TASK STATEMENT: Locate the word "will" in the data below, then copy every line that holds it.

[BEGIN PROVIDED ENTRIES]

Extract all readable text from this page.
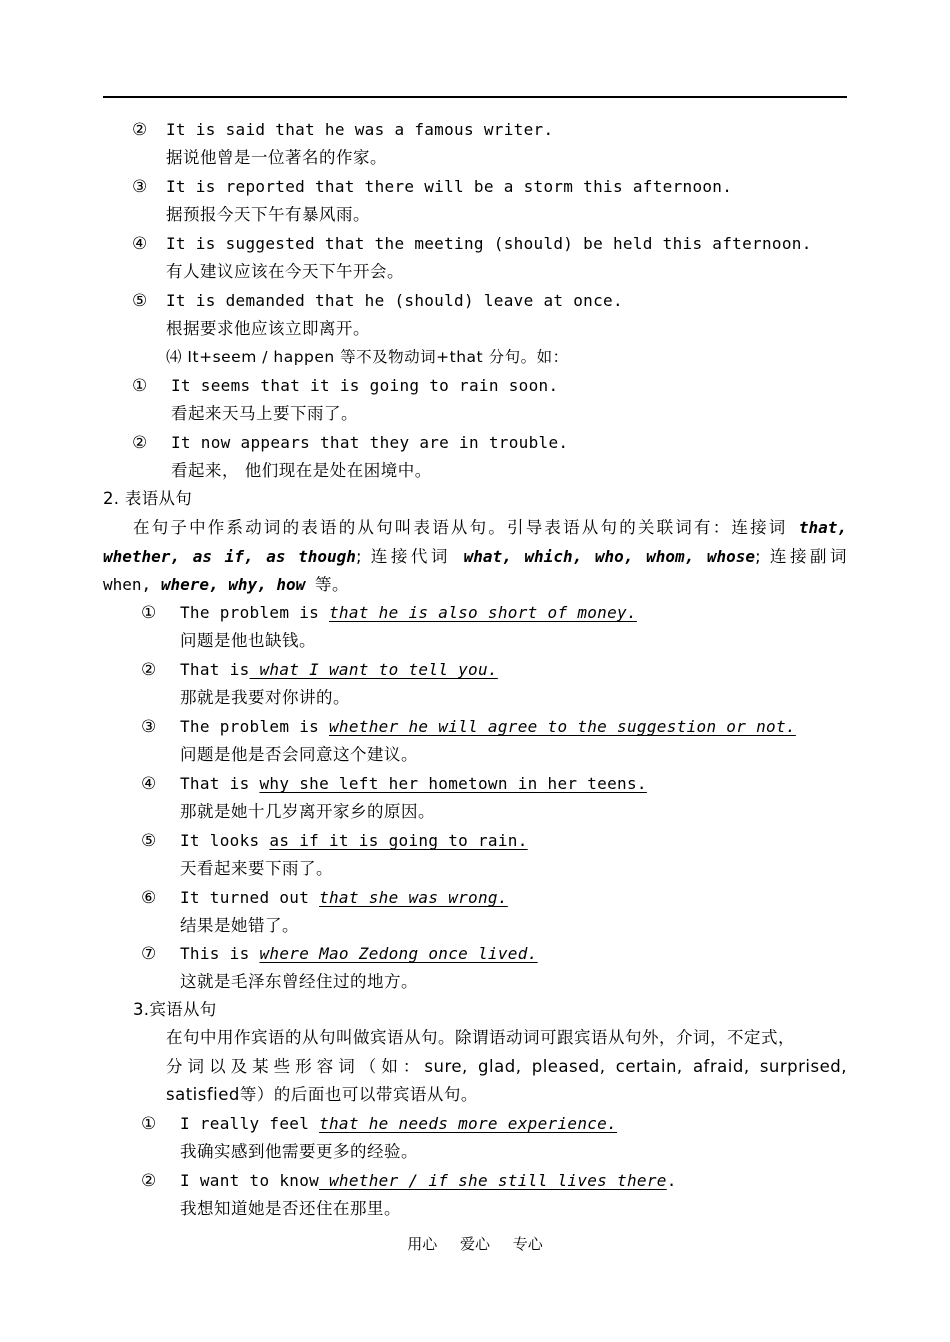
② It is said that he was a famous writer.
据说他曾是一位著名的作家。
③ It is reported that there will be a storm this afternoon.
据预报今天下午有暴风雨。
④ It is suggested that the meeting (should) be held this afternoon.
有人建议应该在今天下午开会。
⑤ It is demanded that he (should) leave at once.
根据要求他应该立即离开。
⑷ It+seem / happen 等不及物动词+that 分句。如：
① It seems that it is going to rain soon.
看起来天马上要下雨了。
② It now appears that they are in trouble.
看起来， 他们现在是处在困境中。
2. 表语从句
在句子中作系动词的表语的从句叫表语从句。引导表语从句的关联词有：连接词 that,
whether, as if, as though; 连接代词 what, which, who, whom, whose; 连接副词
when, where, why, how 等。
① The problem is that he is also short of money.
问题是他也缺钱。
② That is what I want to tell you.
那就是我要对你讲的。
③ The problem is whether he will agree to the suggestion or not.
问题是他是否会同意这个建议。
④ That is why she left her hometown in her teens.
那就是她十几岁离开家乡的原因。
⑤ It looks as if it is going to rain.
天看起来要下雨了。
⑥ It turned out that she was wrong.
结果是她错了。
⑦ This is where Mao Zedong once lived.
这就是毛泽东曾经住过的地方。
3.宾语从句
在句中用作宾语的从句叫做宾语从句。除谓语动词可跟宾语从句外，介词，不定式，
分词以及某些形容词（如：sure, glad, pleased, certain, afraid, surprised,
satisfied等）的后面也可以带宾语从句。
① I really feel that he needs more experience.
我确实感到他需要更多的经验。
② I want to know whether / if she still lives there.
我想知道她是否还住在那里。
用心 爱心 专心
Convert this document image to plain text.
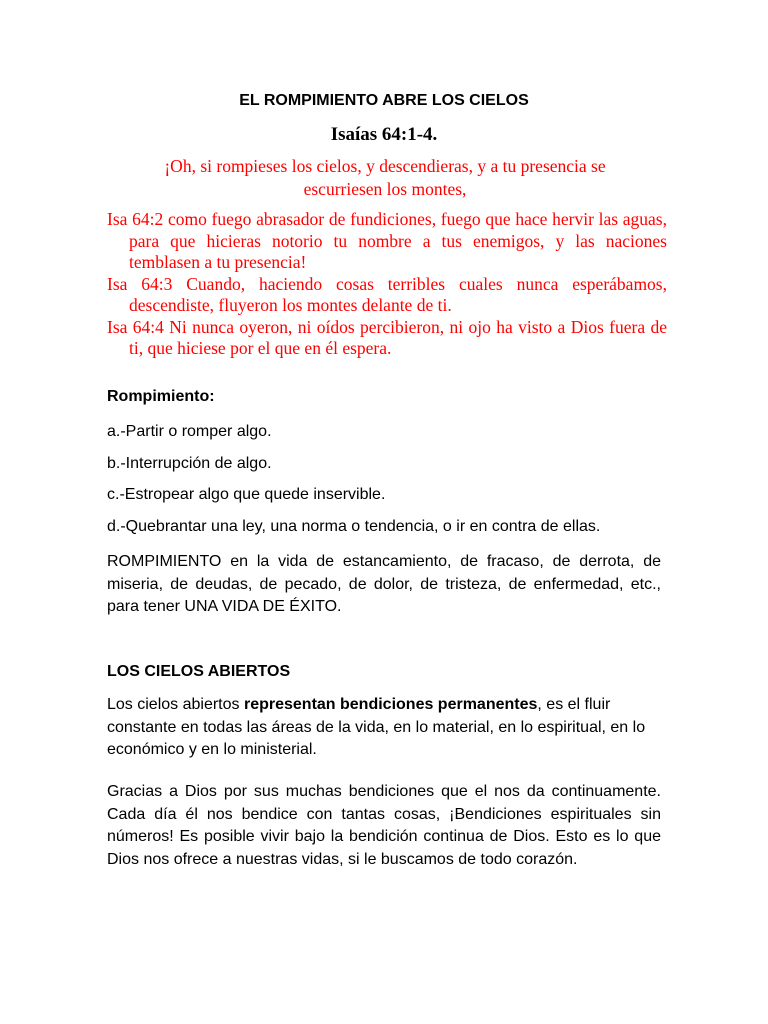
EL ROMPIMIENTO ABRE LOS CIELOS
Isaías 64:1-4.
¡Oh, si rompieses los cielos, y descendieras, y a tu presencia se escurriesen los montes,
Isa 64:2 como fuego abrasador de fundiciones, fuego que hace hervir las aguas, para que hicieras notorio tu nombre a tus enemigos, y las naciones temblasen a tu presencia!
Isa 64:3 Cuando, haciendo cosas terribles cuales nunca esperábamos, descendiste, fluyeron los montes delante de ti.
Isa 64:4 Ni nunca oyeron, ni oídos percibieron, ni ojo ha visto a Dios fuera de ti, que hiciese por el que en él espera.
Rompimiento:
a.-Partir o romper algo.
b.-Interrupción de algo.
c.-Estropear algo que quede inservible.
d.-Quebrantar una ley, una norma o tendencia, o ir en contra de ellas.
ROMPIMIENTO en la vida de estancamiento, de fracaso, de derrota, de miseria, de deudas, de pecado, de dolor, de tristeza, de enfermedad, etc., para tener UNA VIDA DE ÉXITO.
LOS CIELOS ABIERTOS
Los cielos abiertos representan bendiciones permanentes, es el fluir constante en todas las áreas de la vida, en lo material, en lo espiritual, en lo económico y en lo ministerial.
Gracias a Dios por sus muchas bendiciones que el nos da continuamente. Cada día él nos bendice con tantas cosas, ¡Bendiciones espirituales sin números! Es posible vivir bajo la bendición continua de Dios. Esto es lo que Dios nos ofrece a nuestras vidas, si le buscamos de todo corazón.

[END PROVIDED ENTRIES]

RESULT OF THIS EXERCISE:
③ It is reported that there will be a storm this afternoon.
③ The problem is whether he will agree to the suggestion or not.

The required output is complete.